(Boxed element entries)

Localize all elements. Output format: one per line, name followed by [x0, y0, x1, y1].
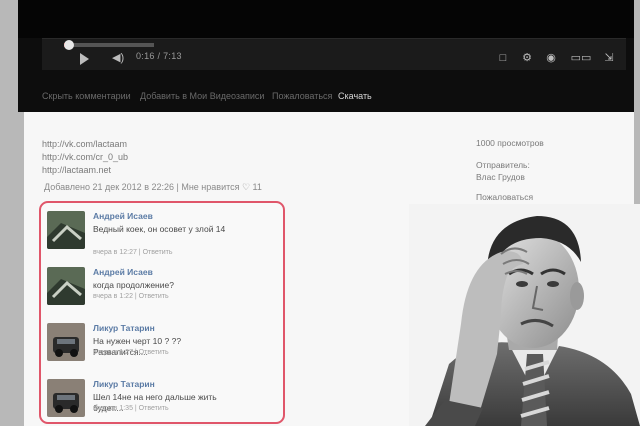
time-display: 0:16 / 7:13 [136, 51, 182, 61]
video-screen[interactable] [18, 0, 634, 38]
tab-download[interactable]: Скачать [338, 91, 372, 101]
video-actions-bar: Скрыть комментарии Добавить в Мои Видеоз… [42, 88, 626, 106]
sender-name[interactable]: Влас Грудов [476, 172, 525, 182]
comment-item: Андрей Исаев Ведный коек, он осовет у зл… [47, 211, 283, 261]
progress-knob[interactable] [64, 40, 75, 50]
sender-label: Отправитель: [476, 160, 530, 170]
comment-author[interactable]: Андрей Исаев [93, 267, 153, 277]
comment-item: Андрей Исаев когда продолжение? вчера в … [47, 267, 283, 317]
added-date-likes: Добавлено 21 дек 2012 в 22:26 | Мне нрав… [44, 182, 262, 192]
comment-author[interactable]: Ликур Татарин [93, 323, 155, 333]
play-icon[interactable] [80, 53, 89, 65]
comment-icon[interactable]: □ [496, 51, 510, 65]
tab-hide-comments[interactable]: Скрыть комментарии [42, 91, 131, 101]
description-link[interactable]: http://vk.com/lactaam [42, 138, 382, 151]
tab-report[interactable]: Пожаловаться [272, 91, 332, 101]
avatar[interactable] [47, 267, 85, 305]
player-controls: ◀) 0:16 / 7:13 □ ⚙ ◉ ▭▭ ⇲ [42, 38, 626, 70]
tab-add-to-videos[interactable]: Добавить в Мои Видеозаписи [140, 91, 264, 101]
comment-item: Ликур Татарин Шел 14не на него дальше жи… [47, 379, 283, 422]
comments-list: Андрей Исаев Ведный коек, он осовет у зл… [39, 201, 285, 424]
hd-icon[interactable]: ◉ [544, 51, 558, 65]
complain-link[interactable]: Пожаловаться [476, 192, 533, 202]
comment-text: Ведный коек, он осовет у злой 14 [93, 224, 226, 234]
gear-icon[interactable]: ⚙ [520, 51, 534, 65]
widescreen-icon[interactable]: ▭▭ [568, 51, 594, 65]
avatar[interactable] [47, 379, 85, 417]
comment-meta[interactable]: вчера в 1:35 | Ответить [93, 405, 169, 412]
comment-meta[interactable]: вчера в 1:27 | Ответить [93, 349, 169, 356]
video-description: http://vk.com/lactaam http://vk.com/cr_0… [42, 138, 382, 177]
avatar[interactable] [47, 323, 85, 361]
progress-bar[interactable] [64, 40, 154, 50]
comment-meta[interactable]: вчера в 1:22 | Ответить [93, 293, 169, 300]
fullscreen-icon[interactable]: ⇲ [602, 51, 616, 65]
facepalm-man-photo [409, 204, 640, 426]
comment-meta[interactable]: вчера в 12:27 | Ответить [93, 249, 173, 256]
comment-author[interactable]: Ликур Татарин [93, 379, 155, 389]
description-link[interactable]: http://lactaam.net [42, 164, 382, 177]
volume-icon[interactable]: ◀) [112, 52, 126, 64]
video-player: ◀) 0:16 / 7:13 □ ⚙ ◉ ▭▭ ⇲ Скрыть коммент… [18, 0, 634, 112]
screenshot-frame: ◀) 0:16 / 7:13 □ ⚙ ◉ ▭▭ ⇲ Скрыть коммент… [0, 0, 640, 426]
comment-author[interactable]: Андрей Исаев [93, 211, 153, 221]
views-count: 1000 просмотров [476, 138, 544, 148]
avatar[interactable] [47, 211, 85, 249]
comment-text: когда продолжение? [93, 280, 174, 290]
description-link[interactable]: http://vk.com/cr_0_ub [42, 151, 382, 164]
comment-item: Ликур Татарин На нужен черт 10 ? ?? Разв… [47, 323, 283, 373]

### EXERCISE OBJECTIVE
Gather every line in the records above that contains the string "progress".

### REPLY TO THE EXERCISE
progress-knob[interactable] [64, 40, 75, 50]
progress-bar[interactable] [64, 40, 154, 50]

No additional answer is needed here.